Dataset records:
++++++++
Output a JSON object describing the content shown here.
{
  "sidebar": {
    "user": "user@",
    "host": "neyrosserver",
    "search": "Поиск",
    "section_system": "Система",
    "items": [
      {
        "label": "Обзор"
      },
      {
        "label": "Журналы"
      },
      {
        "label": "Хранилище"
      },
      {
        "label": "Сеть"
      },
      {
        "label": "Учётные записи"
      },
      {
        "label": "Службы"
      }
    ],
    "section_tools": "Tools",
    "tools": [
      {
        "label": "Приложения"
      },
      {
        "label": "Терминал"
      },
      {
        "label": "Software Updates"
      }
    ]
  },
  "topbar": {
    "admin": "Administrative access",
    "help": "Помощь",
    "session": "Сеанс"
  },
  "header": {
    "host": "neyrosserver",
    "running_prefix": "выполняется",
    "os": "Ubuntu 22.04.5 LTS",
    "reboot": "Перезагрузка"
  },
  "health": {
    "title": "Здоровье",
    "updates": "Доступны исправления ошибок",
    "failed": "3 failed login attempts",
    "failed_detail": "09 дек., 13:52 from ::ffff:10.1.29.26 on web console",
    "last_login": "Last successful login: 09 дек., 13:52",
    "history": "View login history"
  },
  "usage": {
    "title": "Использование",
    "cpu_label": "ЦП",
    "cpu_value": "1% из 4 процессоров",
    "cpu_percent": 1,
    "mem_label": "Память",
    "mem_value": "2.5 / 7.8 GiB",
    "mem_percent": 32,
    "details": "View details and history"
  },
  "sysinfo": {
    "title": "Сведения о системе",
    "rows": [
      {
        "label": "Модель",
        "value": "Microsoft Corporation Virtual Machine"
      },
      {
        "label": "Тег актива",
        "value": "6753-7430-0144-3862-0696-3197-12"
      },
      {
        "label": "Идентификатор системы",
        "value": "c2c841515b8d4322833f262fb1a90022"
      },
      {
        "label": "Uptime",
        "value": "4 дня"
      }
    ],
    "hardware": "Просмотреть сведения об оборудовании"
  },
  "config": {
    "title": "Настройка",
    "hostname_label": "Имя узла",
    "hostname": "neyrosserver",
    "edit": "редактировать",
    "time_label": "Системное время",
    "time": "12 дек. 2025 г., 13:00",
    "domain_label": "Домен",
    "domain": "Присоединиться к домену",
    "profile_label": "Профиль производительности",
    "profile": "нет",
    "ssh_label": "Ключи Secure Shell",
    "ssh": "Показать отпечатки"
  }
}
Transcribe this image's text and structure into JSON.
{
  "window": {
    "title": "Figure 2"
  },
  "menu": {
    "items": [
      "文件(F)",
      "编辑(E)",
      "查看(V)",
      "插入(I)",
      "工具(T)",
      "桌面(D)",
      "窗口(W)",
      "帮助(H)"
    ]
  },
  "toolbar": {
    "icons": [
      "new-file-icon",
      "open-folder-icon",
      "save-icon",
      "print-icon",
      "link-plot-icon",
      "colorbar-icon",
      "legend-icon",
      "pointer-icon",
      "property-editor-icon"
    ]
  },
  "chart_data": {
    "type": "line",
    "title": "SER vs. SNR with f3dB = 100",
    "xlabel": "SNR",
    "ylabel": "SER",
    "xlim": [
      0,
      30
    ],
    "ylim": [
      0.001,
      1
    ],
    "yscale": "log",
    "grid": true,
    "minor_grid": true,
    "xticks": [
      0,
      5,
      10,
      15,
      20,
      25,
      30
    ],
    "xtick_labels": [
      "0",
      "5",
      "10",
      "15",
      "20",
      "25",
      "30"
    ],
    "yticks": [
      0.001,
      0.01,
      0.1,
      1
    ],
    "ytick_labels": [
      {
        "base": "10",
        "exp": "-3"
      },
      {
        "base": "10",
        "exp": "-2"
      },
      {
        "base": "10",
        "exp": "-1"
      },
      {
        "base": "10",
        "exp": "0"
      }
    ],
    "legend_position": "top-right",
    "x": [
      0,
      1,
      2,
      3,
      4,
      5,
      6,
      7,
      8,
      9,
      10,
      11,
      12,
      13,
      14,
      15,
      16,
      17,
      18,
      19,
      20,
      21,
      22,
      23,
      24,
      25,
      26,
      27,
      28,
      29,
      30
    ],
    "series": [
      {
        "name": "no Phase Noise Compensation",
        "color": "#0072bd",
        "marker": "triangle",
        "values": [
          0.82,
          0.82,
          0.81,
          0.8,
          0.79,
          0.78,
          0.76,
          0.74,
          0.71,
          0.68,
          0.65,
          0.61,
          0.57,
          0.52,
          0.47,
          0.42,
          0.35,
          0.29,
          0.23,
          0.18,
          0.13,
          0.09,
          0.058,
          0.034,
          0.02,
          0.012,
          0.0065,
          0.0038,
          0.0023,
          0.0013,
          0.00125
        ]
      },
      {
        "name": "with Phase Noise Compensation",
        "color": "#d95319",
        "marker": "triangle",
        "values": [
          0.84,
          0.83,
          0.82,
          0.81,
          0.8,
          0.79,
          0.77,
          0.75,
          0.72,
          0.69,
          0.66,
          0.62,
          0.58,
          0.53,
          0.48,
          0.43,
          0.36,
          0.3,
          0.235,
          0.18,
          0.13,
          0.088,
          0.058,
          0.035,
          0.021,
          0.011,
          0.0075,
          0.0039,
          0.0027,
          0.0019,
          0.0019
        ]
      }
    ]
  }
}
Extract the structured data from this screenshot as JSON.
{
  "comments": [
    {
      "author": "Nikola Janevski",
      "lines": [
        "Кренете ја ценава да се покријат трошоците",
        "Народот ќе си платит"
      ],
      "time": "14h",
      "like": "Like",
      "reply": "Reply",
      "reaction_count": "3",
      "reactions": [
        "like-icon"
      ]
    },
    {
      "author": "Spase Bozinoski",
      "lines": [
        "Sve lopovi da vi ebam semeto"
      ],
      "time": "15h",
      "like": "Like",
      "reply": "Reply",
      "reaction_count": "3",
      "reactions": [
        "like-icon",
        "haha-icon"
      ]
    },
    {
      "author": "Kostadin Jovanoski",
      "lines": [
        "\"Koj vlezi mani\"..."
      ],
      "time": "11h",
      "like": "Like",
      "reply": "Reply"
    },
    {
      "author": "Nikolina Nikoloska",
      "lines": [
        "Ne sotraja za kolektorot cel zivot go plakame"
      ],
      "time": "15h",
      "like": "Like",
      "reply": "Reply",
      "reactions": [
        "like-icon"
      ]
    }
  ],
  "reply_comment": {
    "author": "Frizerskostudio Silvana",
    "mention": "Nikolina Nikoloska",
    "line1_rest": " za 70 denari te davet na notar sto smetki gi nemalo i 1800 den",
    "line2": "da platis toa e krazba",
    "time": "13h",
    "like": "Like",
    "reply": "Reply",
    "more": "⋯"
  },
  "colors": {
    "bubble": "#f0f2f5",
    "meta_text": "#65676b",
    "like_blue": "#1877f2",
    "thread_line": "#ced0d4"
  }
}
++++++++
Aim >> Transcribe every entry exactly.

Written answer >>
Output a JSON object describing the content shown here.
{
  "sidebar": {
    "user": "user@",
    "host": "neyrosserver",
    "search": "Поиск",
    "section_system": "Система",
    "items": [
      {
        "label": "Обзор"
      },
      {
        "label": "Журналы"
      },
      {
        "label": "Хранилище"
      },
      {
        "label": "Сеть"
      },
      {
        "label": "Учётные записи"
      },
      {
        "label": "Службы"
      }
    ],
    "section_tools": "Tools",
    "tools": [
      {
        "label": "Приложения"
      },
      {
        "label": "Терминал"
      },
      {
        "label": "Software Updates"
      }
    ]
  },
  "topbar": {
    "admin": "Administrative access",
    "help": "Помощь",
    "session": "Сеанс"
  },
  "header": {
    "host": "neyrosserver",
    "running_prefix": "выполняется",
    "os": "Ubuntu 22.04.5 LTS",
    "reboot": "Перезагрузка"
  },
  "health": {
    "title": "Здоровье",
    "updates": "Доступны исправления ошибок",
    "failed": "3 failed login attempts",
    "failed_detail": "09 дек., 13:52 from ::ffff:10.1.29.26 on web console",
    "last_login": "Last successful login: 09 дек., 13:52",
    "history": "View login history"
  },
  "usage": {
    "title": "Использование",
    "cpu_label": "ЦП",
    "cpu_value": "1% из 4 процессоров",
    "cpu_percent": 1,
    "mem_label": "Память",
    "mem_value": "2.5 / 7.8 GiB",
    "mem_percent": 32,
    "details": "View details and history"
  },
  "sysinfo": {
    "title": "Сведения о системе",
    "rows": [
      {
        "label": "Модель",
        "value": "Microsoft Corporation Virtual Machine"
      },
      {
        "label": "Тег актива",
        "value": "6753-7430-0144-3862-0696-3197-12"
      },
      {
        "label": "Идентификатор системы",
        "value": "c2c841515b8d4322833f262fb1a90022"
      },
      {
        "label": "Uptime",
        "value": "4 дня"
      }
    ],
    "hardware": "Просмотреть сведения об оборудовании"
  },
  "config": {
    "title": "Настройка",
    "hostname_label": "Имя узла",
    "hostname": "neyrosserver",
    "edit": "редактировать",
    "time_label": "Системное время",
    "time": "12 дек. 2025 г., 13:00",
    "domain_label": "Домен",
    "domain": "Присоединиться к домену",
    "profile_label": "Профиль производительности",
    "profile": "нет",
    "ssh_label": "Ключи Secure Shell",
    "ssh": "Показать отпечатки"
  }
}
Transcribe this image's text and structure into JSON.
{
  "window": {
    "title": "Figure 2"
  },
  "menu": {
    "items": [
      "文件(F)",
      "编辑(E)",
      "查看(V)",
      "插入(I)",
      "工具(T)",
      "桌面(D)",
      "窗口(W)",
      "帮助(H)"
    ]
  },
  "toolbar": {
    "icons": [
      "new-file-icon",
      "open-folder-icon",
      "save-icon",
      "print-icon",
      "link-plot-icon",
      "colorbar-icon",
      "legend-icon",
      "pointer-icon",
      "property-editor-icon"
    ]
  },
  "chart_data": {
    "type": "line",
    "title": "SER vs. SNR with f3dB = 100",
    "xlabel": "SNR",
    "ylabel": "SER",
    "xlim": [
      0,
      30
    ],
    "ylim": [
      0.001,
      1
    ],
    "yscale": "log",
    "grid": true,
    "minor_grid": true,
    "xticks": [
      0,
      5,
      10,
      15,
      20,
      25,
      30
    ],
    "xtick_labels": [
      "0",
      "5",
      "10",
      "15",
      "20",
      "25",
      "30"
    ],
    "yticks": [
      0.001,
      0.01,
      0.1,
      1
    ],
    "ytick_labels": [
      {
        "base": "10",
        "exp": "-3"
      },
      {
        "base": "10",
        "exp": "-2"
      },
      {
        "base": "10",
        "exp": "-1"
      },
      {
        "base": "10",
        "exp": "0"
      }
    ],
    "legend_position": "top-right",
    "x": [
      0,
      1,
      2,
      3,
      4,
      5,
      6,
      7,
      8,
      9,
      10,
      11,
      12,
      13,
      14,
      15,
      16,
      17,
      18,
      19,
      20,
      21,
      22,
      23,
      24,
      25,
      26,
      27,
      28,
      29,
      30
    ],
    "series": [
      {
        "name": "no Phase Noise Compensation",
        "color": "#0072bd",
        "marker": "triangle",
        "values": [
          0.82,
          0.82,
          0.81,
          0.8,
          0.79,
          0.78,
          0.76,
          0.74,
          0.71,
          0.68,
          0.65,
          0.61,
          0.57,
          0.52,
          0.47,
          0.42,
          0.35,
          0.29,
          0.23,
          0.18,
          0.13,
          0.09,
          0.058,
          0.034,
          0.02,
          0.012,
          0.0065,
          0.0038,
          0.0023,
          0.0013,
          0.00125
        ]
      },
      {
        "name": "with Phase Noise Compensation",
        "color": "#d95319",
        "marker": "triangle",
        "values": [
          0.84,
          0.83,
          0.82,
          0.81,
          0.8,
          0.79,
          0.77,
          0.75,
          0.72,
          0.69,
          0.66,
          0.62,
          0.58,
          0.53,
          0.48,
          0.43,
          0.36,
          0.3,
          0.235,
          0.18,
          0.13,
          0.088,
          0.058,
          0.035,
          0.021,
          0.011,
          0.0075,
          0.0039,
          0.0027,
          0.0019,
          0.0019
        ]
      }
    ]
  }
}
Extract the structured data from this screenshot as JSON.
{
  "comments": [
    {
      "author": "Nikola Janevski",
      "lines": [
        "Кренете ја ценава да се покријат трошоците",
        "Народот ќе си платит"
      ],
      "time": "14h",
      "like": "Like",
      "reply": "Reply",
      "reaction_count": "3",
      "reactions": [
        "like-icon"
      ]
    },
    {
      "author": "Spase Bozinoski",
      "lines": [
        "Sve lopovi da vi ebam semeto"
      ],
      "time": "15h",
      "like": "Like",
      "reply": "Reply",
      "reaction_count": "3",
      "reactions": [
        "like-icon",
        "haha-icon"
      ]
    },
    {
      "author": "Kostadin Jovanoski",
      "lines": [
        "\"Koj vlezi mani\"..."
      ],
      "time": "11h",
      "like": "Like",
      "reply": "Reply"
    },
    {
      "author": "Nikolina Nikoloska",
      "lines": [
        "Ne sotraja za kolektorot cel zivot go plakame"
      ],
      "time": "15h",
      "like": "Like",
      "reply": "Reply",
      "reactions": [
        "like-icon"
      ]
    }
  ],
  "reply_comment": {
    "author": "Frizerskostudio Silvana",
    "mention": "Nikolina Nikoloska",
    "line1_rest": " za 70 denari te davet na notar sto smetki gi nemalo i 1800 den",
    "line2": "da platis toa e krazba",
    "time": "13h",
    "like": "Like",
    "reply": "Reply",
    "more": "⋯"
  },
  "colors": {
    "bubble": "#f0f2f5",
    "meta_text": "#65676b",
    "like_blue": "#1877f2",
    "thread_line": "#ced0d4"
  }
}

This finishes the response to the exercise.